● **STORED RECORDS**:
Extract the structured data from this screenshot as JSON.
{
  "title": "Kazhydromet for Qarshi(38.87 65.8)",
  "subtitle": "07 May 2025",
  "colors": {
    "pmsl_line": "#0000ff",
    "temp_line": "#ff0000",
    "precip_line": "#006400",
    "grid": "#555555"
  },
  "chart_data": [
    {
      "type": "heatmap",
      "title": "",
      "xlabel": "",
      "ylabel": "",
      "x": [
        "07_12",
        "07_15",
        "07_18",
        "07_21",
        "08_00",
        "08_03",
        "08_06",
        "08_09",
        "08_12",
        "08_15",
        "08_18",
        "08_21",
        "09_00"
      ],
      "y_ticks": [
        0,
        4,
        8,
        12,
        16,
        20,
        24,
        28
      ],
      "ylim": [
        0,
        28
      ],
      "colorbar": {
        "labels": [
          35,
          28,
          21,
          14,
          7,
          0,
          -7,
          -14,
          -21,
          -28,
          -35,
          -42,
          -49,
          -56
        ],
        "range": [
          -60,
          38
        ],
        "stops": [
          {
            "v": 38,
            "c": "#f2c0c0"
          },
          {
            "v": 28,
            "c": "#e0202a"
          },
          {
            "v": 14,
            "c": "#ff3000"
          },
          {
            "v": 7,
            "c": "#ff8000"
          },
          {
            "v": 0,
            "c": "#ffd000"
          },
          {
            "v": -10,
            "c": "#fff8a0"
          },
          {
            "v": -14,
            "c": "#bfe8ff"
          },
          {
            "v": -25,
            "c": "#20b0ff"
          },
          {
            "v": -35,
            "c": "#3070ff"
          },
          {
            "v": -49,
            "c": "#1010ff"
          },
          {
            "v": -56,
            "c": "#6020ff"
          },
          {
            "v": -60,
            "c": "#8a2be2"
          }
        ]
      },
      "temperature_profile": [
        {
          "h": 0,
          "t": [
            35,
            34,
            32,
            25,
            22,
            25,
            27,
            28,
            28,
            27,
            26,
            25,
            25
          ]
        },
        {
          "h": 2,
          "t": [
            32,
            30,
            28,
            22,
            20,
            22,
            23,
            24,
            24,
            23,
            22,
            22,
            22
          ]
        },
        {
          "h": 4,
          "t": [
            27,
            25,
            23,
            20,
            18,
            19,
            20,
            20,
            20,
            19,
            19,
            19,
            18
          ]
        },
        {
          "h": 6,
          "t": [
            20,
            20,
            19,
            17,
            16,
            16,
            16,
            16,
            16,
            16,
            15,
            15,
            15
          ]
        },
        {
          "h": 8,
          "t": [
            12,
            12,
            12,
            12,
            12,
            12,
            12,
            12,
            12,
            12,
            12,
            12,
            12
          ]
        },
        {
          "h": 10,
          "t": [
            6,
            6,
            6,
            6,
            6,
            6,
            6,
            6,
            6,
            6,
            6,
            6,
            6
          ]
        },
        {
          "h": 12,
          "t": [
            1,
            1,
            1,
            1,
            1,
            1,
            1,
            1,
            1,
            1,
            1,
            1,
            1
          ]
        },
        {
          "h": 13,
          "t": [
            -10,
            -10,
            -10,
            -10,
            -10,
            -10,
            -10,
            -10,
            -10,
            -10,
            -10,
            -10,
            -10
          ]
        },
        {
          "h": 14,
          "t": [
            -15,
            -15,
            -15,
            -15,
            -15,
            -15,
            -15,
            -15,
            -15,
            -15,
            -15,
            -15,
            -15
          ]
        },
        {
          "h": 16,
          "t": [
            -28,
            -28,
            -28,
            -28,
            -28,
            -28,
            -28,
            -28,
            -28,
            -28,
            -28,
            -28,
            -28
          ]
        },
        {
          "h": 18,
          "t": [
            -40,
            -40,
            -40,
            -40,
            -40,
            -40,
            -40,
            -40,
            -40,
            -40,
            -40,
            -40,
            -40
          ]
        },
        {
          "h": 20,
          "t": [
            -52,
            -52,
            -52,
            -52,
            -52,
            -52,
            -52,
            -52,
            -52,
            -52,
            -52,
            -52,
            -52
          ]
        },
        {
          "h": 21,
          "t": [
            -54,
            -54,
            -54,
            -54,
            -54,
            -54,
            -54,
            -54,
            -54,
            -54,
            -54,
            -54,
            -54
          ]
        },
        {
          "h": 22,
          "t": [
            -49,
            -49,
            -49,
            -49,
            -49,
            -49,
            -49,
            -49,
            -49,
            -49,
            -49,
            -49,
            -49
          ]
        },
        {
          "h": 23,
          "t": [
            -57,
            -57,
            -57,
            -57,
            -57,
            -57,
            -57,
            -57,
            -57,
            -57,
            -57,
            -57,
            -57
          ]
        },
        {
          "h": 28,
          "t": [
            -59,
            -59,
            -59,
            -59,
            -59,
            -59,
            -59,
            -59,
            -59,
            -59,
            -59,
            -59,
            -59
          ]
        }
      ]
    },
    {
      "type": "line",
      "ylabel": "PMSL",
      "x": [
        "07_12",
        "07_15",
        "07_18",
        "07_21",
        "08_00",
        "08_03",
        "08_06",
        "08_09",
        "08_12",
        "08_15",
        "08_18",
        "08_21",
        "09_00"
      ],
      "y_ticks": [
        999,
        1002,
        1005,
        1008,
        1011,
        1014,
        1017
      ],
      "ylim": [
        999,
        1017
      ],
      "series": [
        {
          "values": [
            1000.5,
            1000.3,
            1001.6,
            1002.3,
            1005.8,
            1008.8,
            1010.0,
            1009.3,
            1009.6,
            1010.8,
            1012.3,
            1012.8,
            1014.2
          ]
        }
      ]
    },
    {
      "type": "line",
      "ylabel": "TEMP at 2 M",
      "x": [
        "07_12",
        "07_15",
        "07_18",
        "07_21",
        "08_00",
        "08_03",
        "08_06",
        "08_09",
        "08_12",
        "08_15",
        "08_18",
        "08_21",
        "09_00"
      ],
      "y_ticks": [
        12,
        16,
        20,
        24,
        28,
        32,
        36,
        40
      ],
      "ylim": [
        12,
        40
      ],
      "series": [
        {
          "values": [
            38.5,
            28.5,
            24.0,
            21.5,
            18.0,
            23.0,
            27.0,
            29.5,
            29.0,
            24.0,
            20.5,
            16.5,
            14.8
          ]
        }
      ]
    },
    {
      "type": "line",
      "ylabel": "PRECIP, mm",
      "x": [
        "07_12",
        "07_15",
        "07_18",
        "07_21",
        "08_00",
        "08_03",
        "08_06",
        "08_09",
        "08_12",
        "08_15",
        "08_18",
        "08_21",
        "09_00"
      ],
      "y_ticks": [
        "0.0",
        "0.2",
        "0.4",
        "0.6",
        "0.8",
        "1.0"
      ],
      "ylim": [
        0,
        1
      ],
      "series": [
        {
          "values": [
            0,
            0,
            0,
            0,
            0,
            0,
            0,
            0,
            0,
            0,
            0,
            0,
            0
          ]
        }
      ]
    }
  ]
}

● **DIRECTIONS**:
Copy out every line of the data above, exactly as given.

● **RESPONSE TO THE TASK**:
Extract the structured data from this screenshot as JSON.
{
  "title": "Kazhydromet for Qarshi(38.87 65.8)",
  "subtitle": "07 May 2025",
  "colors": {
    "pmsl_line": "#0000ff",
    "temp_line": "#ff0000",
    "precip_line": "#006400",
    "grid": "#555555"
  },
  "chart_data": [
    {
      "type": "heatmap",
      "title": "",
      "xlabel": "",
      "ylabel": "",
      "x": [
        "07_12",
        "07_15",
        "07_18",
        "07_21",
        "08_00",
        "08_03",
        "08_06",
        "08_09",
        "08_12",
        "08_15",
        "08_18",
        "08_21",
        "09_00"
      ],
      "y_ticks": [
        0,
        4,
        8,
        12,
        16,
        20,
        24,
        28
      ],
      "ylim": [
        0,
        28
      ],
      "colorbar": {
        "labels": [
          35,
          28,
          21,
          14,
          7,
          0,
          -7,
          -14,
          -21,
          -28,
          -35,
          -42,
          -49,
          -56
        ],
        "range": [
          -60,
          38
        ],
        "stops": [
          {
            "v": 38,
            "c": "#f2c0c0"
          },
          {
            "v": 28,
            "c": "#e0202a"
          },
          {
            "v": 14,
            "c": "#ff3000"
          },
          {
            "v": 7,
            "c": "#ff8000"
          },
          {
            "v": 0,
            "c": "#ffd000"
          },
          {
            "v": -10,
            "c": "#fff8a0"
          },
          {
            "v": -14,
            "c": "#bfe8ff"
          },
          {
            "v": -25,
            "c": "#20b0ff"
          },
          {
            "v": -35,
            "c": "#3070ff"
          },
          {
            "v": -49,
            "c": "#1010ff"
          },
          {
            "v": -56,
            "c": "#6020ff"
          },
          {
            "v": -60,
            "c": "#8a2be2"
          }
        ]
      },
      "temperature_profile": [
        {
          "h": 0,
          "t": [
            35,
            34,
            32,
            25,
            22,
            25,
            27,
            28,
            28,
            27,
            26,
            25,
            25
          ]
        },
        {
          "h": 2,
          "t": [
            32,
            30,
            28,
            22,
            20,
            22,
            23,
            24,
            24,
            23,
            22,
            22,
            22
          ]
        },
        {
          "h": 4,
          "t": [
            27,
            25,
            23,
            20,
            18,
            19,
            20,
            20,
            20,
            19,
            19,
            19,
            18
          ]
        },
        {
          "h": 6,
          "t": [
            20,
            20,
            19,
            17,
            16,
            16,
            16,
            16,
            16,
            16,
            15,
            15,
            15
          ]
        },
        {
          "h": 8,
          "t": [
            12,
            12,
            12,
            12,
            12,
            12,
            12,
            12,
            12,
            12,
            12,
            12,
            12
          ]
        },
        {
          "h": 10,
          "t": [
            6,
            6,
            6,
            6,
            6,
            6,
            6,
            6,
            6,
            6,
            6,
            6,
            6
          ]
        },
        {
          "h": 12,
          "t": [
            1,
            1,
            1,
            1,
            1,
            1,
            1,
            1,
            1,
            1,
            1,
            1,
            1
          ]
        },
        {
          "h": 13,
          "t": [
            -10,
            -10,
            -10,
            -10,
            -10,
            -10,
            -10,
            -10,
            -10,
            -10,
            -10,
            -10,
            -10
          ]
        },
        {
          "h": 14,
          "t": [
            -15,
            -15,
            -15,
            -15,
            -15,
            -15,
            -15,
            -15,
            -15,
            -15,
            -15,
            -15,
            -15
          ]
        },
        {
          "h": 16,
          "t": [
            -28,
            -28,
            -28,
            -28,
            -28,
            -28,
            -28,
            -28,
            -28,
            -28,
            -28,
            -28,
            -28
          ]
        },
        {
          "h": 18,
          "t": [
            -40,
            -40,
            -40,
            -40,
            -40,
            -40,
            -40,
            -40,
            -40,
            -40,
            -40,
            -40,
            -40
          ]
        },
        {
          "h": 20,
          "t": [
            -52,
            -52,
            -52,
            -52,
            -52,
            -52,
            -52,
            -52,
            -52,
            -52,
            -52,
            -52,
            -52
          ]
        },
        {
          "h": 21,
          "t": [
            -54,
            -54,
            -54,
            -54,
            -54,
            -54,
            -54,
            -54,
            -54,
            -54,
            -54,
            -54,
            -54
          ]
        },
        {
          "h": 22,
          "t": [
            -49,
            -49,
            -49,
            -49,
            -49,
            -49,
            -49,
            -49,
            -49,
            -49,
            -49,
            -49,
            -49
          ]
        },
        {
          "h": 23,
          "t": [
            -57,
            -57,
            -57,
            -57,
            -57,
            -57,
            -57,
            -57,
            -57,
            -57,
            -57,
            -57,
            -57
          ]
        },
        {
          "h": 28,
          "t": [
            -59,
            -59,
            -59,
            -59,
            -59,
            -59,
            -59,
            -59,
            -59,
            -59,
            -59,
            -59,
            -59
          ]
        }
      ]
    },
    {
      "type": "line",
      "ylabel": "PMSL",
      "x": [
        "07_12",
        "07_15",
        "07_18",
        "07_21",
        "08_00",
        "08_03",
        "08_06",
        "08_09",
        "08_12",
        "08_15",
        "08_18",
        "08_21",
        "09_00"
      ],
      "y_ticks": [
        999,
        1002,
        1005,
        1008,
        1011,
        1014,
        1017
      ],
      "ylim": [
        999,
        1017
      ],
      "series": [
        {
          "values": [
            1000.5,
            1000.3,
            1001.6,
            1002.3,
            1005.8,
            1008.8,
            1010.0,
            1009.3,
            1009.6,
            1010.8,
            1012.3,
            1012.8,
            1014.2
          ]
        }
      ]
    },
    {
      "type": "line",
      "ylabel": "TEMP at 2 M",
      "x": [
        "07_12",
        "07_15",
        "07_18",
        "07_21",
        "08_00",
        "08_03",
        "08_06",
        "08_09",
        "08_12",
        "08_15",
        "08_18",
        "08_21",
        "09_00"
      ],
      "y_ticks": [
        12,
        16,
        20,
        24,
        28,
        32,
        36,
        40
      ],
      "ylim": [
        12,
        40
      ],
      "series": [
        {
          "values": [
            38.5,
            28.5,
            24.0,
            21.5,
            18.0,
            23.0,
            27.0,
            29.5,
            29.0,
            24.0,
            20.5,
            16.5,
            14.8
          ]
        }
      ]
    },
    {
      "type": "line",
      "ylabel": "PRECIP, mm",
      "x": [
        "07_12",
        "07_15",
        "07_18",
        "07_21",
        "08_00",
        "08_03",
        "08_06",
        "08_09",
        "08_12",
        "08_15",
        "08_18",
        "08_21",
        "09_00"
      ],
      "y_ticks": [
        "0.0",
        "0.2",
        "0.4",
        "0.6",
        "0.8",
        "1.0"
      ],
      "ylim": [
        0,
        1
      ],
      "series": [
        {
          "values": [
            0,
            0,
            0,
            0,
            0,
            0,
            0,
            0,
            0,
            0,
            0,
            0,
            0
          ]
        }
      ]
    }
  ]
}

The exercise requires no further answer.